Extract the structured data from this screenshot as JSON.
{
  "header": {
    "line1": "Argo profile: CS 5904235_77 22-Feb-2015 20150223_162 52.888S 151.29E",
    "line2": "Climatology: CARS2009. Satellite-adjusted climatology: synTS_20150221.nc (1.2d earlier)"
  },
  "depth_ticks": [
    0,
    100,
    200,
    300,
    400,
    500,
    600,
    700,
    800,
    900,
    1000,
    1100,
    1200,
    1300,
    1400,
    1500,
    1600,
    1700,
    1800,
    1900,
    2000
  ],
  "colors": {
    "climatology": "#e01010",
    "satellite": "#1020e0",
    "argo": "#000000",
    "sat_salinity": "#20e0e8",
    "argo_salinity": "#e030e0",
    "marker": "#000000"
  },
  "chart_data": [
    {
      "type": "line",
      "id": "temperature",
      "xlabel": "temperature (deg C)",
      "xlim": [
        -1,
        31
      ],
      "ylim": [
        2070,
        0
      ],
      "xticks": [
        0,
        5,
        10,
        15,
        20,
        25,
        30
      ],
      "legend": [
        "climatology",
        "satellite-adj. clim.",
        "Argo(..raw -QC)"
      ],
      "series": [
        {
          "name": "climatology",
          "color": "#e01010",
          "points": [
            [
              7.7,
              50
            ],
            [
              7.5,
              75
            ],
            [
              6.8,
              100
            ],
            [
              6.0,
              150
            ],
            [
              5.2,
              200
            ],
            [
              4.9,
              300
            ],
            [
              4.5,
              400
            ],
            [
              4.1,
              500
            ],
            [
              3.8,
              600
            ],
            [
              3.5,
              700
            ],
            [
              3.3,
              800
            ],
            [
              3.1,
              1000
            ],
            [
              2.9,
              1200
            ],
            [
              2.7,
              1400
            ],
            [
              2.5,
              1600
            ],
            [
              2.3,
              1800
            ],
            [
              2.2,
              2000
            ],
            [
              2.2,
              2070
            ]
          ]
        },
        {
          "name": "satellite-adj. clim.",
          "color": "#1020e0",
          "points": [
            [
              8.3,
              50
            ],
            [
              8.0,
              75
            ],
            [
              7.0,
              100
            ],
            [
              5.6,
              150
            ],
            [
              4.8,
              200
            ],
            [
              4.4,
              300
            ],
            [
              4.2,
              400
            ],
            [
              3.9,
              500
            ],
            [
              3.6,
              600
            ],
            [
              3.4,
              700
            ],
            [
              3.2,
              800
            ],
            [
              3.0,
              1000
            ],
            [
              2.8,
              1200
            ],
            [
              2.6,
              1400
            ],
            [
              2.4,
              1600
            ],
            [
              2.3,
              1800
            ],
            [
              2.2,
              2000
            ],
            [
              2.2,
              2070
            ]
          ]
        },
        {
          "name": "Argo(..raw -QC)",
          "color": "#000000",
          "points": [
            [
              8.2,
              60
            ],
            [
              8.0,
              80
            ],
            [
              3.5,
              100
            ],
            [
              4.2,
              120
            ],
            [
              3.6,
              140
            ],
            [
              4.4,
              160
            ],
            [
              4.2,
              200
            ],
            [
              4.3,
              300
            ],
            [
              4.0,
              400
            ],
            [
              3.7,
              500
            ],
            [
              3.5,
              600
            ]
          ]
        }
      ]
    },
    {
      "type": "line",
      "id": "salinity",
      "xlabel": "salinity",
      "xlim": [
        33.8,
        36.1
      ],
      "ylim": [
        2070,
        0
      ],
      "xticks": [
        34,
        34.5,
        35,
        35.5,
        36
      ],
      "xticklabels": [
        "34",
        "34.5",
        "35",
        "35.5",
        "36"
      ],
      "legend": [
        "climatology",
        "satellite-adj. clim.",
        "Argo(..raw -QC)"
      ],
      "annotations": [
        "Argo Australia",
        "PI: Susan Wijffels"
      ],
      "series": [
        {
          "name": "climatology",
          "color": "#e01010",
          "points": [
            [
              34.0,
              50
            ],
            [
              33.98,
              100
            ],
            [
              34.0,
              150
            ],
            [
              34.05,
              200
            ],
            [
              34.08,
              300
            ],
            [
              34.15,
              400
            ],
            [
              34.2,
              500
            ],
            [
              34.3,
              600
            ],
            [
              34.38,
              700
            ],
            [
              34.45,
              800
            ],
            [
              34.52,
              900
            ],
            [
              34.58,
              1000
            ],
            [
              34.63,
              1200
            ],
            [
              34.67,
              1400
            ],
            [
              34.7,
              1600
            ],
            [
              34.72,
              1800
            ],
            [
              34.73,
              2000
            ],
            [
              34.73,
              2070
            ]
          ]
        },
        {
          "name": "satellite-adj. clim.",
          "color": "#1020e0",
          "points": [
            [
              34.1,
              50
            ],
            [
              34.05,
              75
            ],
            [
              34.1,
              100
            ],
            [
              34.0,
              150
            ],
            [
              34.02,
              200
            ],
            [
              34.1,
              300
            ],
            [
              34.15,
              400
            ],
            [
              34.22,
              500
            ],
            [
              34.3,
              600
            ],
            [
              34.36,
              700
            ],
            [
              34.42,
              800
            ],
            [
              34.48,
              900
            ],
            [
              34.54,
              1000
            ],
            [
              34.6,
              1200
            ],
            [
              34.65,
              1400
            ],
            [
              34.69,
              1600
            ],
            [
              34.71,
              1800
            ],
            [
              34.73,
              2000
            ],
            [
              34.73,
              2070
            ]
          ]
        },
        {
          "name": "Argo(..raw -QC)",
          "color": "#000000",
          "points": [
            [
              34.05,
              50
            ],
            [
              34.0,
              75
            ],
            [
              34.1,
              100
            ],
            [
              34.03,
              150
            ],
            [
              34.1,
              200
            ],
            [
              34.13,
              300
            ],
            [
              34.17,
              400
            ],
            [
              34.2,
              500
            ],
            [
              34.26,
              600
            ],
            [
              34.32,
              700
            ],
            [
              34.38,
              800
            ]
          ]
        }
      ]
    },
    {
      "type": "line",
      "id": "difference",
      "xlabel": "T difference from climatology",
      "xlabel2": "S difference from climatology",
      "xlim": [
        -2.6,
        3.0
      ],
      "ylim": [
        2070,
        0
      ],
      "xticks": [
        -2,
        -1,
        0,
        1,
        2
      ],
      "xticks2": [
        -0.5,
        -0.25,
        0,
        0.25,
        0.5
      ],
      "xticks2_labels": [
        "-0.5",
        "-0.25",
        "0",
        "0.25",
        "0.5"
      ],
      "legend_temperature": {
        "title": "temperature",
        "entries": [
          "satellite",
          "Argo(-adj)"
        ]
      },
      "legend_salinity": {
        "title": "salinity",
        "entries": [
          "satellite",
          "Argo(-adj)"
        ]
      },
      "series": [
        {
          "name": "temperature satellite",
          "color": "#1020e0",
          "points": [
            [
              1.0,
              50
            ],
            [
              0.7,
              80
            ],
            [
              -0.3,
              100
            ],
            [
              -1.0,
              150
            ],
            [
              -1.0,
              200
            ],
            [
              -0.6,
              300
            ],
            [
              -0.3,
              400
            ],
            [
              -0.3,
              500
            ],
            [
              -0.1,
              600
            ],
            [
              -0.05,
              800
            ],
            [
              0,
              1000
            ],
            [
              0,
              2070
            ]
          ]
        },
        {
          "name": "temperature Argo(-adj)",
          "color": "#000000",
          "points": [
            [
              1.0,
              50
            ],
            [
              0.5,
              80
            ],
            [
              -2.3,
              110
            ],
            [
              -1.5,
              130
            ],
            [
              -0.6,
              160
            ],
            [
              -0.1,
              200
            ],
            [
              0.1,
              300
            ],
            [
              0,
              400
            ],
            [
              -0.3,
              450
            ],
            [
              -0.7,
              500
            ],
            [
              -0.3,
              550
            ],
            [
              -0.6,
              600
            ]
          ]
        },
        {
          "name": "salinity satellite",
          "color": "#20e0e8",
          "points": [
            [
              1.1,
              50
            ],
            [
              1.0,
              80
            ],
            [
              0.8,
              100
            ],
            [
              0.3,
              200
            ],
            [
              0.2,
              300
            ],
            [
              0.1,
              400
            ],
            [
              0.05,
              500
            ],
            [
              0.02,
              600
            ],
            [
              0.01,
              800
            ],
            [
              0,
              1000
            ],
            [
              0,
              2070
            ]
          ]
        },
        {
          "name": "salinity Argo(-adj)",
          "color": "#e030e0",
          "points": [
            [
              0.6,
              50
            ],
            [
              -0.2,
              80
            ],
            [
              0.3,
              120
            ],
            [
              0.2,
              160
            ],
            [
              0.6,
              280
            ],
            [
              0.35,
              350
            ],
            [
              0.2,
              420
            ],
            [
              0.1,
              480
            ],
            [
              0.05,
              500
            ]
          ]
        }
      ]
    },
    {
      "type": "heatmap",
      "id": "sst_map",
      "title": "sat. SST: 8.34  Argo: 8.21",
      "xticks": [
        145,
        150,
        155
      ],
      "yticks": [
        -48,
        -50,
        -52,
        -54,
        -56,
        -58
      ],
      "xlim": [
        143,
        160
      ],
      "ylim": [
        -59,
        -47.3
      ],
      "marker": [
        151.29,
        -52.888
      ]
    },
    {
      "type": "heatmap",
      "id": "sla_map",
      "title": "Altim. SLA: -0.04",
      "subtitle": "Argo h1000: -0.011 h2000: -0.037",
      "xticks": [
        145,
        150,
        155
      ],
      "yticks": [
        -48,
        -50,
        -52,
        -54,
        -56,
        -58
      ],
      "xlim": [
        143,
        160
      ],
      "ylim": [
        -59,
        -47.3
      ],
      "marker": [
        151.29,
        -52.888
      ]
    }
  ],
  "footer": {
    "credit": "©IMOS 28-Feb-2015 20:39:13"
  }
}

▶ **Your objective**
Search the data for the word "difference" and copy each line where it appears.

▶ **Problem solution**
      "id": "difference",
      "xlabel": "T difference from climatology",
      "xlabel2": "S difference from climatology",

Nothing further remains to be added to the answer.